## [Talimatlar]
a – Bahçe konulu metni iki cümleyle özetleyiniz.
b – Bahçe konulu metnin "Sessizlik ve Gizemin" ile "ve gizemin odasıdır." arasındaki bölümünü, bu iki ifade de dahil olmak üzere birebir kopyalayınız.
c – Bahçe üzerine yazılmış metni son cümlesinden sonra sürdürünüz.

Sessizlik ve Gizemin Mekânı: Bahçe

 

Klasik metinlerde cennetle özdeşleşen bahçe, modern şiirde farklılaşarak daha sınırlı, daha dünyevi bir huzur alanı olarak görülür. Hem eve yani içeriye hem de dışa ait olan bahçe, balkon imgesinin aksine sınırlılık yerine genişliğin tarafını tutar. Sıkıntılı bir bekleyişin çok uzağında anlık karşılaşmaların, kimi zaman da bir sabah çiçek açtığını gördüğümüz ağacın şenlikli gölgesi onun şehrindedir. Her köşesi ayrı bir kokunun ve gizemin odasıdır.

## [Sağlanan Veriler]
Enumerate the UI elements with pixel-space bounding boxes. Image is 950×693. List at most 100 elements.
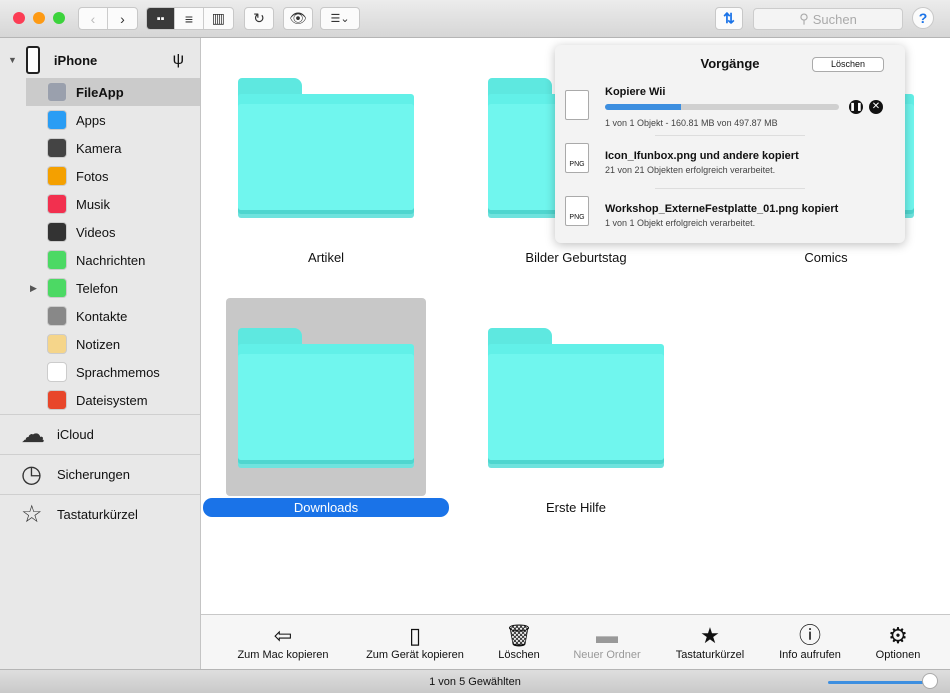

## [Sıralı Yanıtlar]
a – Klasik metinlerde cennetle özdeşleşen bahçe, modern şiirde daha sınırlı ve daha dünyevi bir huzur alanı olarak görülür. Hem eve hem dışa ait olan bahçe, balkon imgesinin aksine genişliğin tarafını tutar ve her köşesi ayrı bir kokunun ve gizemin odasıdır.

b –
Sessizlik ve Gizemin Mekânı: Bahçe

 

Klasik metinlerde cennetle özdeşleşen bahçe, modern şiirde farklılaşarak daha sınırlı, daha dünyevi bir huzur alanı olarak görülür. Hem eve yani içeriye hem de dışa ait olan bahçe, balkon imgesinin aksine sınırlılık yerine genişliğin tarafını tutar. Sıkıntılı bir bekleyişin çok uzağında anlık karşılaşmaların, kimi zaman da bir sabah çiçek açtığını gördüğümüz ağacın şenlikli gölgesi onun şehrindedir. Her köşesi ayrı bir kokunun ve gizemin odasıdır.

c –
İlkbahar geldiğinde dışa taşmak isteyen dallar yüzünden gittikçe genişleyen bahçede sonbahar, çıplaklığın çaresizliğini bırakır geride. Her mevsimi hatta gece ve gündüzü ayrı bir dünya olan bahçe, klasik metinlerde cennetle eş tutulur. Burada geçen her an, hazzın bir başka halidir. Bahçe bu yönüyle sürekli değişmenin mekânıdır. Başlı başına bir imge evreni olan ev, bahçeden daha gizemlidir. Çünkü sıkı sıkıya örtülecek kadar değerli şeyler sakladığı için kapıları gece olunca örtülür ve kendi içine kapanır. Öte yandan bahçe, ağaçlarının dallarıyla dışa taşarken karanlıkla birlikte rüzgârla ve uğultuyla yeni bir oyuna başlamıştır bile.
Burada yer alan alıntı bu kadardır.